▸ What to work on
Below is a set of records; print all of them exactly as written.

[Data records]

· · · · · · ·

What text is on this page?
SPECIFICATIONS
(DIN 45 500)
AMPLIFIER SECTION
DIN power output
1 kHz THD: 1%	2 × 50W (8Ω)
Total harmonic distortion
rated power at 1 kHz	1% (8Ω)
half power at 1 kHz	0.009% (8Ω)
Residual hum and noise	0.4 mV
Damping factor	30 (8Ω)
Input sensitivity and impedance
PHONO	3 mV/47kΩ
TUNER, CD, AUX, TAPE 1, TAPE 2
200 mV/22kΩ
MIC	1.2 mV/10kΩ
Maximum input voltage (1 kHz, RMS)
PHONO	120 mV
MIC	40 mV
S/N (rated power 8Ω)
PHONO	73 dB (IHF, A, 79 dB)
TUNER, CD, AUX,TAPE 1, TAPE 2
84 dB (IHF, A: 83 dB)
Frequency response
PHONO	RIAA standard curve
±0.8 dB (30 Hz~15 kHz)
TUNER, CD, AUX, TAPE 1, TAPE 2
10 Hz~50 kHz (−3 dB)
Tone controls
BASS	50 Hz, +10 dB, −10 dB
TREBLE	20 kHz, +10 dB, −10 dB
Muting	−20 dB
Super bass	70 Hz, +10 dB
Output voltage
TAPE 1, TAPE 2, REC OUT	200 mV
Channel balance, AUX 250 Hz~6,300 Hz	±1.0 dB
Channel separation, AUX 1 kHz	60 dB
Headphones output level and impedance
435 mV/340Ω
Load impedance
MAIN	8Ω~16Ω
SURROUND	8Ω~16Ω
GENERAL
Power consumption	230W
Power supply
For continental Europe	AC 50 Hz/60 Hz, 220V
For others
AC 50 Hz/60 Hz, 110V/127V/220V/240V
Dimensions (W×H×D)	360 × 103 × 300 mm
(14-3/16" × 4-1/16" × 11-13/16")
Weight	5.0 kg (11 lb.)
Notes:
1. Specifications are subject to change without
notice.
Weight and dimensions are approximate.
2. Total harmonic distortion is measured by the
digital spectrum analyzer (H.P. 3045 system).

· · · · · · ·

▸ Answer to the exercise
What text is on this page?
SPECIFICATIONS
(DIN 45 500)
AMPLIFIER SECTION
DIN power output
1 kHz THD: 1%	2 × 50W (8Ω)
Total harmonic distortion
rated power at 1 kHz	1% (8Ω)
half power at 1 kHz	0.009% (8Ω)
Residual hum and noise	0.4 mV
Damping factor	30 (8Ω)
Input sensitivity and impedance
PHONO	3 mV/47kΩ
TUNER, CD, AUX, TAPE 1, TAPE 2
200 mV/22kΩ
MIC	1.2 mV/10kΩ
Maximum input voltage (1 kHz, RMS)
PHONO	120 mV
MIC	40 mV
S/N (rated power 8Ω)
PHONO	73 dB (IHF, A, 79 dB)
TUNER, CD, AUX,TAPE 1, TAPE 2
84 dB (IHF, A: 83 dB)
Frequency response
PHONO	RIAA standard curve
±0.8 dB (30 Hz~15 kHz)
TUNER, CD, AUX, TAPE 1, TAPE 2
10 Hz~50 kHz (−3 dB)
Tone controls
BASS	50 Hz, +10 dB, −10 dB
TREBLE	20 kHz, +10 dB, −10 dB
Muting	−20 dB
Super bass	70 Hz, +10 dB
Output voltage
TAPE 1, TAPE 2, REC OUT	200 mV
Channel balance, AUX 250 Hz~6,300 Hz	±1.0 dB
Channel separation, AUX 1 kHz	60 dB
Headphones output level and impedance
435 mV/340Ω
Load impedance
MAIN	8Ω~16Ω
SURROUND	8Ω~16Ω
GENERAL
Power consumption	230W
Power supply
For continental Europe	AC 50 Hz/60 Hz, 220V
For others
AC 50 Hz/60 Hz, 110V/127V/220V/240V
Dimensions (W×H×D)	360 × 103 × 300 mm
(14-3/16" × 4-1/16" × 11-13/16")
Weight	5.0 kg (11 lb.)
Notes:
1. Specifications are subject to change without
notice.
Weight and dimensions are approximate.
2. Total harmonic distortion is measured by the
digital spectrum analyzer (H.P. 3045 system).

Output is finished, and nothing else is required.